◆ **DATA LISTING**:
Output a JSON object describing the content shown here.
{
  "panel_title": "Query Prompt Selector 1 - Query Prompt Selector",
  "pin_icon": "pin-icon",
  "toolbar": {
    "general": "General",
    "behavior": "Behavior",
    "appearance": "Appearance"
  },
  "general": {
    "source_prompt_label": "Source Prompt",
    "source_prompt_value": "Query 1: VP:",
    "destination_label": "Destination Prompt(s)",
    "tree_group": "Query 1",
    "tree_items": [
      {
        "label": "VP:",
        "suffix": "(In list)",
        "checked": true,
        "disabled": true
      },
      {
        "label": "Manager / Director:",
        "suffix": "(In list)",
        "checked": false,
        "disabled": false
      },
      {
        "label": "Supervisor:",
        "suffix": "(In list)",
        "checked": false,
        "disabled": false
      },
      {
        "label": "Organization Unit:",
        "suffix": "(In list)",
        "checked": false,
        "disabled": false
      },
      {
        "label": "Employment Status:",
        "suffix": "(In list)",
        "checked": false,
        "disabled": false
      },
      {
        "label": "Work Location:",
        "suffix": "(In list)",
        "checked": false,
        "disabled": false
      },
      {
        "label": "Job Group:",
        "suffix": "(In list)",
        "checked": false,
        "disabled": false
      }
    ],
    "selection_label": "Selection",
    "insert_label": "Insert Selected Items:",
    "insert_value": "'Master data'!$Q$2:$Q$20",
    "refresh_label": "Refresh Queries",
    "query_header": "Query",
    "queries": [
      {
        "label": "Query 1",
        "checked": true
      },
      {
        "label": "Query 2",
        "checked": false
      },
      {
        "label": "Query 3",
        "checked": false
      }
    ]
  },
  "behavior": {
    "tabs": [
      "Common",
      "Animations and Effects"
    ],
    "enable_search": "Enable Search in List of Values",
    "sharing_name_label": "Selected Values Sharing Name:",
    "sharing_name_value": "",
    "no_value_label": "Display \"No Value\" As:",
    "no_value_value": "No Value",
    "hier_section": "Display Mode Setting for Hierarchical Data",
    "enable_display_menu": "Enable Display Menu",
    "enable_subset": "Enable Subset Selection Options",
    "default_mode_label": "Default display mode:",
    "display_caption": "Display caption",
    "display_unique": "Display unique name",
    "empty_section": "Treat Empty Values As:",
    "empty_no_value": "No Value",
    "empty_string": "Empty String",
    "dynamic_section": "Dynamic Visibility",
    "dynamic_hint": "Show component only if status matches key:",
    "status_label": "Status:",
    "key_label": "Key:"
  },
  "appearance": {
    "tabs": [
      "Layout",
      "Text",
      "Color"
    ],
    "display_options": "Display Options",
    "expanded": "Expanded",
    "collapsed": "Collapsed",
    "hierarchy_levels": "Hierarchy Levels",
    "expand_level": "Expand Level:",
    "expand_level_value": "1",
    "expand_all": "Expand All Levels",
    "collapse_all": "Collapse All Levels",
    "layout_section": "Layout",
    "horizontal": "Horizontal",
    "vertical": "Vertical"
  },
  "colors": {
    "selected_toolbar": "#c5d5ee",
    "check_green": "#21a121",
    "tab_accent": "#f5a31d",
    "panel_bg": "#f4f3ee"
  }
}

◆ **TASK**:
Find every line containing the word "Values", then give the total and nothing more.

◆ **ANSWER FOR THE TASK**:
3